* **WHAT THE TASK ASKS**
Copy out all of the data exactly as it appears.

──────── GIVEN INFORMATION

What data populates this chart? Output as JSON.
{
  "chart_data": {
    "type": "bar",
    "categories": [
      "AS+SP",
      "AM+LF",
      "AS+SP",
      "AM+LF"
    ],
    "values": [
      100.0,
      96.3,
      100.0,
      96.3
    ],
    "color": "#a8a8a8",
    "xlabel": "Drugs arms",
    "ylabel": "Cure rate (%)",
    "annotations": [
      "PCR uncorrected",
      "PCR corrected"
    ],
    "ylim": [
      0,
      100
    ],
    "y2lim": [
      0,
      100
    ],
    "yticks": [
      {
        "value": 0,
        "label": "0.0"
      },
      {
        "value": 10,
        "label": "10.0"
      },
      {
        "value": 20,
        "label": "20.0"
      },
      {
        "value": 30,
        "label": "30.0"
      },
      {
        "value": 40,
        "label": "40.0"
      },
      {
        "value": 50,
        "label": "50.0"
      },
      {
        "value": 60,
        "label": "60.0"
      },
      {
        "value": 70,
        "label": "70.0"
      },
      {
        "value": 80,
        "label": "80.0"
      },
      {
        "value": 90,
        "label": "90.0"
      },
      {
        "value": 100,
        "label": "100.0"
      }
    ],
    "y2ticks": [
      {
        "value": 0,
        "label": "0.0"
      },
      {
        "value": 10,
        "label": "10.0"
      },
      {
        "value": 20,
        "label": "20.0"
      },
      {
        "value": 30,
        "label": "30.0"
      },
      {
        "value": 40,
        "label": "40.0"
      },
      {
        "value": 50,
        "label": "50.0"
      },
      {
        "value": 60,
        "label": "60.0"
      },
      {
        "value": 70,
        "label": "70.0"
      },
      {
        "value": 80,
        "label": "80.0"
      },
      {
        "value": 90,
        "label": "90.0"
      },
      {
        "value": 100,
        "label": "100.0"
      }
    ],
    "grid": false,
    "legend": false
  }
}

────────────────

* **RESPONSE FOR THIS EXERCISE**
What data populates this chart? Output as JSON.
{
  "chart_data": {
    "type": "bar",
    "categories": [
      "AS+SP",
      "AM+LF",
      "AS+SP",
      "AM+LF"
    ],
    "values": [
      100.0,
      96.3,
      100.0,
      96.3
    ],
    "color": "#a8a8a8",
    "xlabel": "Drugs arms",
    "ylabel": "Cure rate (%)",
    "annotations": [
      "PCR uncorrected",
      "PCR corrected"
    ],
    "ylim": [
      0,
      100
    ],
    "y2lim": [
      0,
      100
    ],
    "yticks": [
      {
        "value": 0,
        "label": "0.0"
      },
      {
        "value": 10,
        "label": "10.0"
      },
      {
        "value": 20,
        "label": "20.0"
      },
      {
        "value": 30,
        "label": "30.0"
      },
      {
        "value": 40,
        "label": "40.0"
      },
      {
        "value": 50,
        "label": "50.0"
      },
      {
        "value": 60,
        "label": "60.0"
      },
      {
        "value": 70,
        "label": "70.0"
      },
      {
        "value": 80,
        "label": "80.0"
      },
      {
        "value": 90,
        "label": "90.0"
      },
      {
        "value": 100,
        "label": "100.0"
      }
    ],
    "y2ticks": [
      {
        "value": 0,
        "label": "0.0"
      },
      {
        "value": 10,
        "label": "10.0"
      },
      {
        "value": 20,
        "label": "20.0"
      },
      {
        "value": 30,
        "label": "30.0"
      },
      {
        "value": 40,
        "label": "40.0"
      },
      {
        "value": 50,
        "label": "50.0"
      },
      {
        "value": 60,
        "label": "60.0"
      },
      {
        "value": 70,
        "label": "70.0"
      },
      {
        "value": 80,
        "label": "80.0"
      },
      {
        "value": 90,
        "label": "90.0"
      },
      {
        "value": 100,
        "label": "100.0"
      }
    ],
    "grid": false,
    "legend": false
  }
}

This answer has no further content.